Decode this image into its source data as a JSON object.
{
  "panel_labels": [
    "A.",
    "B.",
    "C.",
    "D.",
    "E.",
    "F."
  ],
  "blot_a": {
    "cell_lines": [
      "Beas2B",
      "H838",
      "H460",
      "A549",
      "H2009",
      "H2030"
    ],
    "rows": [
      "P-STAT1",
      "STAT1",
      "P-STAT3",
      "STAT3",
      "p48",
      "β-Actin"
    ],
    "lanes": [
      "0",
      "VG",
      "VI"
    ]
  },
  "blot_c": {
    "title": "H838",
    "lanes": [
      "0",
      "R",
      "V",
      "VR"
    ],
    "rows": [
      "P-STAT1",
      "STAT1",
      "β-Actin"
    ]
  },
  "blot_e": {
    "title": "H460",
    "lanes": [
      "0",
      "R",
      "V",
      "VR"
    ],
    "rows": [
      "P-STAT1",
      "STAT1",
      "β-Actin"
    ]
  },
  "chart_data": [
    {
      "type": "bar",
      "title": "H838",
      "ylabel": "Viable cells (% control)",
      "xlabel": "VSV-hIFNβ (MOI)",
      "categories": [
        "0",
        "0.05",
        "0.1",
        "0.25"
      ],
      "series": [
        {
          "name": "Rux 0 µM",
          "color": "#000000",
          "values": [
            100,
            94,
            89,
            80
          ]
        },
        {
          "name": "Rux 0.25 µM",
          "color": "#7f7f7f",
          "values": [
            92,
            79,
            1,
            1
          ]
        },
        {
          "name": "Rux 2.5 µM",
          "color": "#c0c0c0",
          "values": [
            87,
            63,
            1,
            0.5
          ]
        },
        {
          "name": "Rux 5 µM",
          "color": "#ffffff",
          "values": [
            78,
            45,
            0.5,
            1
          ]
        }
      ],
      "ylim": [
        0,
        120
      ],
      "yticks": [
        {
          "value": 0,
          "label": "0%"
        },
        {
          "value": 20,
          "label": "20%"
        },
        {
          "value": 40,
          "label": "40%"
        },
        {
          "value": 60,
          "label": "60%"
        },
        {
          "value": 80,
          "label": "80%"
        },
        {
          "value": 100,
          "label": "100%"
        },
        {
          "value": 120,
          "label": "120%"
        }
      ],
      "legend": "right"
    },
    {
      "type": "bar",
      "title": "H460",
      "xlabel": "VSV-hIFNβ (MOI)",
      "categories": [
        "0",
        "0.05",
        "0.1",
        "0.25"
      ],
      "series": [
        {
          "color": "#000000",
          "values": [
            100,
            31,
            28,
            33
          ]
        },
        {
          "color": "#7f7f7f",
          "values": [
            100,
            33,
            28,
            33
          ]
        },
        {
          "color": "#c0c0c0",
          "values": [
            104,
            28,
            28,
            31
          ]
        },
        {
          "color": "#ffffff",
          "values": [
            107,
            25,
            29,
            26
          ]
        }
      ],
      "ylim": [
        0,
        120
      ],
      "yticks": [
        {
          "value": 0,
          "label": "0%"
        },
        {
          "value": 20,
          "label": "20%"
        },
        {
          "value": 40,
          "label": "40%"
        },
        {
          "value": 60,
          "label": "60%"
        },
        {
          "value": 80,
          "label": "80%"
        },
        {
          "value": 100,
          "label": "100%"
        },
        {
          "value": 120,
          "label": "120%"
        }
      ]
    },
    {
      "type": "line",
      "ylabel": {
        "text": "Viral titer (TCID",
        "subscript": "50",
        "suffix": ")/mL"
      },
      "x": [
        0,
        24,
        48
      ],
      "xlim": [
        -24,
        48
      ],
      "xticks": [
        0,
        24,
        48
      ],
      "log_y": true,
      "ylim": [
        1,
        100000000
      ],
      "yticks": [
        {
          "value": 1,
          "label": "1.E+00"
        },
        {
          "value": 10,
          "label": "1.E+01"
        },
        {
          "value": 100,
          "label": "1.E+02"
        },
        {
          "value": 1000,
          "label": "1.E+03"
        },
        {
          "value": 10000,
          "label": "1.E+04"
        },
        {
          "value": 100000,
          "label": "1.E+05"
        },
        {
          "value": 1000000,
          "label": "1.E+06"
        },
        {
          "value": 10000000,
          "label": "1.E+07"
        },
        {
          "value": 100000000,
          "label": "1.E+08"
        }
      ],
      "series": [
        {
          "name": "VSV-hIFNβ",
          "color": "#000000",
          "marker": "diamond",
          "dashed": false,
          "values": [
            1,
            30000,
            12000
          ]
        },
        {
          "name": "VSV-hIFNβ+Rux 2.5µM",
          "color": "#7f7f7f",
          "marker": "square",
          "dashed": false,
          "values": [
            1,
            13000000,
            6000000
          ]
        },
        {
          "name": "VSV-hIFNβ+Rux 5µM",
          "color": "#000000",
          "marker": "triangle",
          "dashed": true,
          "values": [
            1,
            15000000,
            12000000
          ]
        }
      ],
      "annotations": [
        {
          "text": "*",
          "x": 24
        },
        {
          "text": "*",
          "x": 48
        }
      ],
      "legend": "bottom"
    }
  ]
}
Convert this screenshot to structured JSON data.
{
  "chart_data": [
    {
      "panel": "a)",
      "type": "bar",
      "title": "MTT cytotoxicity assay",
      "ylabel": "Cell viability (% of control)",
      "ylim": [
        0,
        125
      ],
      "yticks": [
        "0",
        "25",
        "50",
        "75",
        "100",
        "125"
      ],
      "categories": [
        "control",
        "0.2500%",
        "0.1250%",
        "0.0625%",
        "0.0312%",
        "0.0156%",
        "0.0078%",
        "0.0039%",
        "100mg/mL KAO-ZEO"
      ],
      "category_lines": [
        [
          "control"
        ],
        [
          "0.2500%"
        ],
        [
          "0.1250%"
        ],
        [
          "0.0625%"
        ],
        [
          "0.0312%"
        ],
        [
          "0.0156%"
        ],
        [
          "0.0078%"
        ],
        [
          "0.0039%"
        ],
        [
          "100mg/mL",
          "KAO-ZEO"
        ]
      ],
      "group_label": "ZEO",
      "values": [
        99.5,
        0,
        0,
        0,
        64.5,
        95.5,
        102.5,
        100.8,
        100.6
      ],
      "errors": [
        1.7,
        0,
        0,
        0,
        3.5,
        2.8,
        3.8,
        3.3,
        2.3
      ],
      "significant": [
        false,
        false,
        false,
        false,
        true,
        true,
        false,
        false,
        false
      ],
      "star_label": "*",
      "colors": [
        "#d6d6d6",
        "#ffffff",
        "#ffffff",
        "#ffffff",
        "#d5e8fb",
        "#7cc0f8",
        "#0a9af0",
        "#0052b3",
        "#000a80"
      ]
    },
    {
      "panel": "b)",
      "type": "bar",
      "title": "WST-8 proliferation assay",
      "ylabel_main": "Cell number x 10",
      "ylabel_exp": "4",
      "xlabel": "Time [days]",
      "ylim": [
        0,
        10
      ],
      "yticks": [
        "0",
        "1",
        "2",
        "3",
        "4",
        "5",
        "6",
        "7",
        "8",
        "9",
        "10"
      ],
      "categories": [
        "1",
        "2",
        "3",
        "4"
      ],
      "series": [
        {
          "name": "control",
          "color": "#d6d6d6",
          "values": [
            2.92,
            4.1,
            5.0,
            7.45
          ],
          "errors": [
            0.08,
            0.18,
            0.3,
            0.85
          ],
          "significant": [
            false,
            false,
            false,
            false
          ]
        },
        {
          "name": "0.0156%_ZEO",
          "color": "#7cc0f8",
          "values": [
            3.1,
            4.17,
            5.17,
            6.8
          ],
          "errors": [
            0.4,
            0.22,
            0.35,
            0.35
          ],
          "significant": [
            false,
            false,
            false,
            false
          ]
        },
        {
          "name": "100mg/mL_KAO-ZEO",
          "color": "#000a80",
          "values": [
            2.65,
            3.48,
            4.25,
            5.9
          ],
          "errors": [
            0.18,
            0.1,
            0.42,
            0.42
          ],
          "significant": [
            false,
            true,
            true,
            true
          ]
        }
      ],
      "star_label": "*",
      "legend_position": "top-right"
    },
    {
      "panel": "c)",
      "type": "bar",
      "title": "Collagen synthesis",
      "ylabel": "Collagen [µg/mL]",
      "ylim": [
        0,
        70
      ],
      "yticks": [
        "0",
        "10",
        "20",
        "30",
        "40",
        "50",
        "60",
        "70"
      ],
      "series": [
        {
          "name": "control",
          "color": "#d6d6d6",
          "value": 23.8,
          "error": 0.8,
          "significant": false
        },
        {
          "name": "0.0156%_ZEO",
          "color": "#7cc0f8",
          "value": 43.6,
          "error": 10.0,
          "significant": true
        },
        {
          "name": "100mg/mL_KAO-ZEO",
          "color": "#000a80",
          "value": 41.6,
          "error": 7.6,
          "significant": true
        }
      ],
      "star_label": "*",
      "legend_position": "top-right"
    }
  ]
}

> **Task**
Return, from the material above, every line with the word "Collagen".

> **Solution to this problem**
      "title": "Collagen synthesis",
      "ylabel": "Collagen [µg/mL]",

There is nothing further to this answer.